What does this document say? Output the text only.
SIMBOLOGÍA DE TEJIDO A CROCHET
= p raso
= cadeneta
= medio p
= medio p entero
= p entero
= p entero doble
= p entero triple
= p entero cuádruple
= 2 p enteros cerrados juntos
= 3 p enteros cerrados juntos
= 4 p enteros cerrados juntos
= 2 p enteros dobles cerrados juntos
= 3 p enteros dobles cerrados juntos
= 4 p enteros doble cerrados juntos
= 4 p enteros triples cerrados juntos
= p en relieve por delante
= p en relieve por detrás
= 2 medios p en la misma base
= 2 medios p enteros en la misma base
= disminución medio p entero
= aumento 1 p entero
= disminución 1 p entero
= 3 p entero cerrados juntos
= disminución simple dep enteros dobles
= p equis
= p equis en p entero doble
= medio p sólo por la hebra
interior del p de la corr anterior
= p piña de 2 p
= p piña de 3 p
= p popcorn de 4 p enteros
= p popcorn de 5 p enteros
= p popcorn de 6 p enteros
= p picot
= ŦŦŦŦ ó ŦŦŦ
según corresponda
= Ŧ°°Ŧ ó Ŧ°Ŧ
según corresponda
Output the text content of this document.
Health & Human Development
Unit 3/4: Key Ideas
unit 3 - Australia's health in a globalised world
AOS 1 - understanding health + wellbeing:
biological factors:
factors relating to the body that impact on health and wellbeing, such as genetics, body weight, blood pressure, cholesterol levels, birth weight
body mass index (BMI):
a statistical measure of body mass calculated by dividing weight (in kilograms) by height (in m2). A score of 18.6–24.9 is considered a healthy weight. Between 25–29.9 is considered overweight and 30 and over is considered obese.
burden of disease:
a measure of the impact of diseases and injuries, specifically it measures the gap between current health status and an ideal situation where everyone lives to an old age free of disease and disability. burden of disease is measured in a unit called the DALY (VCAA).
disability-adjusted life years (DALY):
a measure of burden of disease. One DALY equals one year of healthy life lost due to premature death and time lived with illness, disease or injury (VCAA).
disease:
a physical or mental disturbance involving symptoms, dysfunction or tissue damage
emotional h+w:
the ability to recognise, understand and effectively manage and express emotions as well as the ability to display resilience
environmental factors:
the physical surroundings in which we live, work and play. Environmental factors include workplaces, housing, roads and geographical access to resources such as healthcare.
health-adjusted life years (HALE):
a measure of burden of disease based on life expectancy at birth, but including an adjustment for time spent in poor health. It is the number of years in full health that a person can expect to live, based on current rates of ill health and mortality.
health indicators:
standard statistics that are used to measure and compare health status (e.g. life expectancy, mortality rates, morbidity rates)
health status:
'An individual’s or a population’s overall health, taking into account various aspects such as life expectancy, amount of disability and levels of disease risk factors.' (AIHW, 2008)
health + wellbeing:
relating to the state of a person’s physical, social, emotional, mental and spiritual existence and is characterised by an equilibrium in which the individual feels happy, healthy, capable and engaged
==============================
● PROMPT
Transcribe every entry exactly.

● WORKED ANSWER
What does this document say? Output the text only.
SIMBOLOGÍA DE TEJIDO A CROCHET
= p raso
= cadeneta
= medio p
= medio p entero
= p entero
= p entero doble
= p entero triple
= p entero cuádruple
= 2 p enteros cerrados juntos
= 3 p enteros cerrados juntos
= 4 p enteros cerrados juntos
= 2 p enteros dobles cerrados juntos
= 3 p enteros dobles cerrados juntos
= 4 p enteros doble cerrados juntos
= 4 p enteros triples cerrados juntos
= p en relieve por delante
= p en relieve por detrás
= 2 medios p en la misma base
= 2 medios p enteros en la misma base
= disminución medio p entero
= aumento 1 p entero
= disminución 1 p entero
= 3 p entero cerrados juntos
= disminución simple dep enteros dobles
= p equis
= p equis en p entero doble
= medio p sólo por la hebra
interior del p de la corr anterior
= p piña de 2 p
= p piña de 3 p
= p popcorn de 4 p enteros
= p popcorn de 5 p enteros
= p popcorn de 6 p enteros
= p picot
= ŦŦŦŦ ó ŦŦŦ
según corresponda
= Ŧ°°Ŧ ó Ŧ°Ŧ
según corresponda
Output the text content of this document.
Health & Human Development
Unit 3/4: Key Ideas
unit 3 - Australia's health in a globalised world
AOS 1 - understanding health + wellbeing:
biological factors:
factors relating to the body that impact on health and wellbeing, such as genetics, body weight, blood pressure, cholesterol levels, birth weight
body mass index (BMI):
a statistical measure of body mass calculated by dividing weight (in kilograms) by height (in m2). A score of 18.6–24.9 is considered a healthy weight. Between 25–29.9 is considered overweight and 30 and over is considered obese.
burden of disease:
a measure of the impact of diseases and injuries, specifically it measures the gap between current health status and an ideal situation where everyone lives to an old age free of disease and disability. burden of disease is measured in a unit called the DALY (VCAA).
disability-adjusted life years (DALY):
a measure of burden of disease. One DALY equals one year of healthy life lost due to premature death and time lived with illness, disease or injury (VCAA).
disease:
a physical or mental disturbance involving symptoms, dysfunction or tissue damage
emotional h+w:
the ability to recognise, understand and effectively manage and express emotions as well as the ability to display resilience
environmental factors:
the physical surroundings in which we live, work and play. Environmental factors include workplaces, housing, roads and geographical access to resources such as healthcare.
health-adjusted life years (HALE):
a measure of burden of disease based on life expectancy at birth, but including an adjustment for time spent in poor health. It is the number of years in full health that a person can expect to live, based on current rates of ill health and mortality.
health indicators:
standard statistics that are used to measure and compare health status (e.g. life expectancy, mortality rates, morbidity rates)
health status:
'An individual’s or a population’s overall health, taking into account various aspects such as life expectancy, amount of disability and levels of disease risk factors.' (AIHW, 2008)
health + wellbeing:
relating to the state of a person’s physical, social, emotional, mental and spiritual existence and is characterised by an equilibrium in which the individual feels happy, healthy, capable and engaged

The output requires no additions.